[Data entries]

>> Start

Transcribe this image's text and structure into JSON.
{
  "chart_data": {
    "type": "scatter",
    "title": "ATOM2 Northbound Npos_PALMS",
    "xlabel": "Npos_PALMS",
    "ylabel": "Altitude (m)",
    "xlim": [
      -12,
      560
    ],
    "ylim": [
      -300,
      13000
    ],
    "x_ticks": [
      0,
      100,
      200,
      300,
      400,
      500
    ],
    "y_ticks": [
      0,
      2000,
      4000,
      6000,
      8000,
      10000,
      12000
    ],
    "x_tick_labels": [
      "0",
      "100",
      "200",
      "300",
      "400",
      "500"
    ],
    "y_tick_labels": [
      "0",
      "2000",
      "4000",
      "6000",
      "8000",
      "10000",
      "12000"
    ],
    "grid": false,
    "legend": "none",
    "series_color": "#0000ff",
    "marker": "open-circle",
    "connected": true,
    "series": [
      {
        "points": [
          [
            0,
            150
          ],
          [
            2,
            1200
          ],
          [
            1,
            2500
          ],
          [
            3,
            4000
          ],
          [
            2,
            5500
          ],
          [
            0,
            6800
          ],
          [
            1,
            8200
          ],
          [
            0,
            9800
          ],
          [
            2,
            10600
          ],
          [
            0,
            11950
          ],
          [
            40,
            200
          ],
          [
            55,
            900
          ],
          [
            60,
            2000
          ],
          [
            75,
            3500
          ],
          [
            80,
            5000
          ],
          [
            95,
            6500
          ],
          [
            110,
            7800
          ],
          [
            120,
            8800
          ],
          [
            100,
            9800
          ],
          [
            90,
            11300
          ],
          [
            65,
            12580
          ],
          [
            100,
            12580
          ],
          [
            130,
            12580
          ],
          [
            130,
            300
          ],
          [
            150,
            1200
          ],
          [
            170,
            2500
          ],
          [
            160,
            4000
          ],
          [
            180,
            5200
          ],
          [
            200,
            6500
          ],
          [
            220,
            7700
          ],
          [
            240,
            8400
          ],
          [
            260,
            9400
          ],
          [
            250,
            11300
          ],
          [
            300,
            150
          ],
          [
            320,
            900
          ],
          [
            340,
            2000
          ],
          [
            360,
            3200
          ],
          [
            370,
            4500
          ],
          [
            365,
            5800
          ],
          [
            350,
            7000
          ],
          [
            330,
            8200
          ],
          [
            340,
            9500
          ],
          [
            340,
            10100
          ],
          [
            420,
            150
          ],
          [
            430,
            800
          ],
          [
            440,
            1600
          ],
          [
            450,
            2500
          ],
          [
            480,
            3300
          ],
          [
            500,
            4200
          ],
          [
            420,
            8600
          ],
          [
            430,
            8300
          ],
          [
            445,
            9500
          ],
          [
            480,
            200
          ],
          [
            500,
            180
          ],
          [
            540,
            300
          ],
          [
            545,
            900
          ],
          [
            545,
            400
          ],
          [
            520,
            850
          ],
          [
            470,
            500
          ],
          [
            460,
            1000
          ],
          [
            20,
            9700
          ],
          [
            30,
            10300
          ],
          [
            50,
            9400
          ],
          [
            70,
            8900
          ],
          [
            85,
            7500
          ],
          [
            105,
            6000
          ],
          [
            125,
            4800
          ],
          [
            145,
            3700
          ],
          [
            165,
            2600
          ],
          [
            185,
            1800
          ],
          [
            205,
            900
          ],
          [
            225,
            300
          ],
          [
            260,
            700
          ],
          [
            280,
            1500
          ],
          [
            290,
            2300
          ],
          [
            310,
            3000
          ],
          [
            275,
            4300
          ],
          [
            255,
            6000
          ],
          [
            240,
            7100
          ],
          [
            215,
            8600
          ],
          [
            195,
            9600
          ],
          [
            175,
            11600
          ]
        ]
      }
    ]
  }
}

>> End

• _Problem_
Your task is to retype all the records above with nothing left out.

• _Output for this exercise_
Transcribe this image's text and structure into JSON.
{
  "chart_data": {
    "type": "scatter",
    "title": "ATOM2 Northbound Npos_PALMS",
    "xlabel": "Npos_PALMS",
    "ylabel": "Altitude (m)",
    "xlim": [
      -12,
      560
    ],
    "ylim": [
      -300,
      13000
    ],
    "x_ticks": [
      0,
      100,
      200,
      300,
      400,
      500
    ],
    "y_ticks": [
      0,
      2000,
      4000,
      6000,
      8000,
      10000,
      12000
    ],
    "x_tick_labels": [
      "0",
      "100",
      "200",
      "300",
      "400",
      "500"
    ],
    "y_tick_labels": [
      "0",
      "2000",
      "4000",
      "6000",
      "8000",
      "10000",
      "12000"
    ],
    "grid": false,
    "legend": "none",
    "series_color": "#0000ff",
    "marker": "open-circle",
    "connected": true,
    "series": [
      {
        "points": [
          [
            0,
            150
          ],
          [
            2,
            1200
          ],
          [
            1,
            2500
          ],
          [
            3,
            4000
          ],
          [
            2,
            5500
          ],
          [
            0,
            6800
          ],
          [
            1,
            8200
          ],
          [
            0,
            9800
          ],
          [
            2,
            10600
          ],
          [
            0,
            11950
          ],
          [
            40,
            200
          ],
          [
            55,
            900
          ],
          [
            60,
            2000
          ],
          [
            75,
            3500
          ],
          [
            80,
            5000
          ],
          [
            95,
            6500
          ],
          [
            110,
            7800
          ],
          [
            120,
            8800
          ],
          [
            100,
            9800
          ],
          [
            90,
            11300
          ],
          [
            65,
            12580
          ],
          [
            100,
            12580
          ],
          [
            130,
            12580
          ],
          [
            130,
            300
          ],
          [
            150,
            1200
          ],
          [
            170,
            2500
          ],
          [
            160,
            4000
          ],
          [
            180,
            5200
          ],
          [
            200,
            6500
          ],
          [
            220,
            7700
          ],
          [
            240,
            8400
          ],
          [
            260,
            9400
          ],
          [
            250,
            11300
          ],
          [
            300,
            150
          ],
          [
            320,
            900
          ],
          [
            340,
            2000
          ],
          [
            360,
            3200
          ],
          [
            370,
            4500
          ],
          [
            365,
            5800
          ],
          [
            350,
            7000
          ],
          [
            330,
            8200
          ],
          [
            340,
            9500
          ],
          [
            340,
            10100
          ],
          [
            420,
            150
          ],
          [
            430,
            800
          ],
          [
            440,
            1600
          ],
          [
            450,
            2500
          ],
          [
            480,
            3300
          ],
          [
            500,
            4200
          ],
          [
            420,
            8600
          ],
          [
            430,
            8300
          ],
          [
            445,
            9500
          ],
          [
            480,
            200
          ],
          [
            500,
            180
          ],
          [
            540,
            300
          ],
          [
            545,
            900
          ],
          [
            545,
            400
          ],
          [
            520,
            850
          ],
          [
            470,
            500
          ],
          [
            460,
            1000
          ],
          [
            20,
            9700
          ],
          [
            30,
            10300
          ],
          [
            50,
            9400
          ],
          [
            70,
            8900
          ],
          [
            85,
            7500
          ],
          [
            105,
            6000
          ],
          [
            125,
            4800
          ],
          [
            145,
            3700
          ],
          [
            165,
            2600
          ],
          [
            185,
            1800
          ],
          [
            205,
            900
          ],
          [
            225,
            300
          ],
          [
            260,
            700
          ],
          [
            280,
            1500
          ],
          [
            290,
            2300
          ],
          [
            310,
            3000
          ],
          [
            275,
            4300
          ],
          [
            255,
            6000
          ],
          [
            240,
            7100
          ],
          [
            215,
            8600
          ],
          [
            195,
            9600
          ],
          [
            175,
            11600
          ]
        ]
      }
    ]
  }
}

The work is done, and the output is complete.